GIVEN REQUEST |
Write out each line from the data below that includes the word "portant".
-- Begin DATA PROVIDED --
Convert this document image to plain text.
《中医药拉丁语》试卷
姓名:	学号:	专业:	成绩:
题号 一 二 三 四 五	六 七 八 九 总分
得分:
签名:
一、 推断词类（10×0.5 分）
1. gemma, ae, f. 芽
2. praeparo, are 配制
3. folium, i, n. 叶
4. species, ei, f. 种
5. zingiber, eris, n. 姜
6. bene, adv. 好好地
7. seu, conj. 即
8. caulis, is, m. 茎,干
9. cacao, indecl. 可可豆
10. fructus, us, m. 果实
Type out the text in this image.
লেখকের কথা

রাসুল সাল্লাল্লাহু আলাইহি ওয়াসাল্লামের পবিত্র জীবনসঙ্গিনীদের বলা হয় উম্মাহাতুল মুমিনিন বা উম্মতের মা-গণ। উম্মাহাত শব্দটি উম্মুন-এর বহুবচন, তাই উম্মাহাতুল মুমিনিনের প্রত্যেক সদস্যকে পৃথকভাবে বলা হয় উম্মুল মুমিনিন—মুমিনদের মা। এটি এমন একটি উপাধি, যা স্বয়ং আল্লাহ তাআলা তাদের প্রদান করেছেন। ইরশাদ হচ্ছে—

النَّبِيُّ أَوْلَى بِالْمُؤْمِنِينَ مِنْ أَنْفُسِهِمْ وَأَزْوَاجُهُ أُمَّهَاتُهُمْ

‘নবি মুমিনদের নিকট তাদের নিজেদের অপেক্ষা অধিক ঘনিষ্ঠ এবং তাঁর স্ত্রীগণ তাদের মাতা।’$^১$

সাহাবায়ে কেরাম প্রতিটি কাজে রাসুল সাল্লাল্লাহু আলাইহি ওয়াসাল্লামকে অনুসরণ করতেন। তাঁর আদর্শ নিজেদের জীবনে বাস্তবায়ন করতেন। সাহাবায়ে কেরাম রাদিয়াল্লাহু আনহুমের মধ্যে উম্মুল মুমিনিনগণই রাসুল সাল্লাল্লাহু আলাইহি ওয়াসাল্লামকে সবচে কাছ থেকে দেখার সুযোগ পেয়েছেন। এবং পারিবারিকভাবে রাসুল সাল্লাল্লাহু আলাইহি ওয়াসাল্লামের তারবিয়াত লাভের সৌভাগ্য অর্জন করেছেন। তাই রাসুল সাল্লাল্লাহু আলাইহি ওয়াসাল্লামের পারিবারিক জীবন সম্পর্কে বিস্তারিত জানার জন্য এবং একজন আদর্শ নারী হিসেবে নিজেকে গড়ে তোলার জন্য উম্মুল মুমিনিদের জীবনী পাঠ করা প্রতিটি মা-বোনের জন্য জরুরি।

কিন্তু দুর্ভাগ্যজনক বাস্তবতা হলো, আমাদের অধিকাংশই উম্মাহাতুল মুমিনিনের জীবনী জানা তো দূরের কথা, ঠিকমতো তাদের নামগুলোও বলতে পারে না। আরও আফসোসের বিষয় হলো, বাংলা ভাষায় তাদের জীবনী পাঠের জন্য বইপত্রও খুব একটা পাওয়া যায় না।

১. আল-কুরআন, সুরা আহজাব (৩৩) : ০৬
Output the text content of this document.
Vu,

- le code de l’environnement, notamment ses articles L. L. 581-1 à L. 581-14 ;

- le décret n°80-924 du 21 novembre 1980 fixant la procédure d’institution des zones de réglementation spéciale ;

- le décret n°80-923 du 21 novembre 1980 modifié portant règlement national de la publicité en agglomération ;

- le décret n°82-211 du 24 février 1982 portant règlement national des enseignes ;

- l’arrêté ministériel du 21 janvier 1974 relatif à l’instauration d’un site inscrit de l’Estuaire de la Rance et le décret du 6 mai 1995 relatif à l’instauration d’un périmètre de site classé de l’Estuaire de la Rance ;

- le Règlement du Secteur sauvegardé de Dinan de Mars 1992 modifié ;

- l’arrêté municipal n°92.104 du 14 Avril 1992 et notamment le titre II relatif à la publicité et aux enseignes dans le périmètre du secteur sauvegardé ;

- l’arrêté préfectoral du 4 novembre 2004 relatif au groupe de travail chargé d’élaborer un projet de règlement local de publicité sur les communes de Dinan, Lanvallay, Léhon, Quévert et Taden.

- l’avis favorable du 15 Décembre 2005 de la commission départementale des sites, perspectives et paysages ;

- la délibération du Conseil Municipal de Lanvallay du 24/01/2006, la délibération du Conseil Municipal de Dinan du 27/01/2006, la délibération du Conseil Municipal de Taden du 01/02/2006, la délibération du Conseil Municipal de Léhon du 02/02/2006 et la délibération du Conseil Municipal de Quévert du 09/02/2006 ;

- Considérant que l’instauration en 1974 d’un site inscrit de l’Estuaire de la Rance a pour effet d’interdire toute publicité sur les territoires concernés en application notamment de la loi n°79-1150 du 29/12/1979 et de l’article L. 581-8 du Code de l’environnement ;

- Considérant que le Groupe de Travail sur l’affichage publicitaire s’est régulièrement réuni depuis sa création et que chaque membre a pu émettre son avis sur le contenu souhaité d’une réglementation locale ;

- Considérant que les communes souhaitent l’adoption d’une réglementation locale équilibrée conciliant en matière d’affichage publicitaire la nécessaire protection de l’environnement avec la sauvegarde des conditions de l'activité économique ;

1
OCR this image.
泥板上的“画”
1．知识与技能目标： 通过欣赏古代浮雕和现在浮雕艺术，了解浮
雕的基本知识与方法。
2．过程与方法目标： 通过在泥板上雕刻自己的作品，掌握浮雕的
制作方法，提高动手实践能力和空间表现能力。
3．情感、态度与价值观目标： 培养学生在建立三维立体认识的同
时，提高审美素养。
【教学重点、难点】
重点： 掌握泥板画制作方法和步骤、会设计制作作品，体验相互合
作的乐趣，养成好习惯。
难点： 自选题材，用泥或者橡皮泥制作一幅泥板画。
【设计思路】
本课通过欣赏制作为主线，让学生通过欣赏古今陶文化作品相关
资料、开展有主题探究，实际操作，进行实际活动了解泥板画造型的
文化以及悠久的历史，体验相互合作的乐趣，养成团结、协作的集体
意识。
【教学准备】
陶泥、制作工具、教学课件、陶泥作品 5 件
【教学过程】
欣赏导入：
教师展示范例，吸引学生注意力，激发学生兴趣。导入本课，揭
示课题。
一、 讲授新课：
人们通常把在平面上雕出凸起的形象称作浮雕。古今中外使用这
-- End DATA PROVIDED --
COMPLETE OUTPUT |
- le décret n°80-923 du 21 novembre 1980 modifié portant règlement national de la publicité en agglomération ;
- le décret n°82-211 du 24 février 1982 portant règlement national des enseignes ;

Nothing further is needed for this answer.